■ **Provided records**:
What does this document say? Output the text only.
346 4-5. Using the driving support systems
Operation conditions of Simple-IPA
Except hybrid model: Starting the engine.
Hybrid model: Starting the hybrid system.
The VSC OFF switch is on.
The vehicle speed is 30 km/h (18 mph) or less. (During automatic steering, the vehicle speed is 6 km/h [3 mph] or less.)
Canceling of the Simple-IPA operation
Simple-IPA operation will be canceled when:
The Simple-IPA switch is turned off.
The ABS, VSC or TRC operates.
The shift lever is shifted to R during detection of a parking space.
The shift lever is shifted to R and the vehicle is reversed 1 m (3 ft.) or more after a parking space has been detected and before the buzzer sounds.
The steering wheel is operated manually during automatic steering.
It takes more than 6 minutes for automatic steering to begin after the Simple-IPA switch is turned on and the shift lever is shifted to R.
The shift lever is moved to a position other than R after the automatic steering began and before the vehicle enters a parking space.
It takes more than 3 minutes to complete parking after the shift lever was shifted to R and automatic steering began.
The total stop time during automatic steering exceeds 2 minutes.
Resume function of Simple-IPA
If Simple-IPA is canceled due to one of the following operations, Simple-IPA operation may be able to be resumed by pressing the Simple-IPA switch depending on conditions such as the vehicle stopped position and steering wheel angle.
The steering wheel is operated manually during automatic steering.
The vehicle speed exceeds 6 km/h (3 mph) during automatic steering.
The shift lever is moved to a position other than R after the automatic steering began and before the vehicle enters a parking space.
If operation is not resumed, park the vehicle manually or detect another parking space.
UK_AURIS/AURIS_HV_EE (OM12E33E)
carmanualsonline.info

■ **Exercise**: Your task is to repeat every line exactly.

■ **Answer in full**:
What does this document say? Output the text only.
346 4-5. Using the driving support systems
Operation conditions of Simple-IPA
Except hybrid model: Starting the engine.
Hybrid model: Starting the hybrid system.
The VSC OFF switch is on.
The vehicle speed is 30 km/h (18 mph) or less. (During automatic steering, the vehicle speed is 6 km/h [3 mph] or less.)
Canceling of the Simple-IPA operation
Simple-IPA operation will be canceled when:
The Simple-IPA switch is turned off.
The ABS, VSC or TRC operates.
The shift lever is shifted to R during detection of a parking space.
The shift lever is shifted to R and the vehicle is reversed 1 m (3 ft.) or more after a parking space has been detected and before the buzzer sounds.
The steering wheel is operated manually during automatic steering.
It takes more than 6 minutes for automatic steering to begin after the Simple-IPA switch is turned on and the shift lever is shifted to R.
The shift lever is moved to a position other than R after the automatic steering began and before the vehicle enters a parking space.
It takes more than 3 minutes to complete parking after the shift lever was shifted to R and automatic steering began.
The total stop time during automatic steering exceeds 2 minutes.
Resume function of Simple-IPA
If Simple-IPA is canceled due to one of the following operations, Simple-IPA operation may be able to be resumed by pressing the Simple-IPA switch depending on conditions such as the vehicle stopped position and steering wheel angle.
The steering wheel is operated manually during automatic steering.
The vehicle speed exceeds 6 km/h (3 mph) during automatic steering.
The shift lever is moved to a position other than R after the automatic steering began and before the vehicle enters a parking space.
If operation is not resumed, park the vehicle manually or detect another parking space.
UK_AURIS/AURIS_HV_EE (OM12E33E)
carmanualsonline.info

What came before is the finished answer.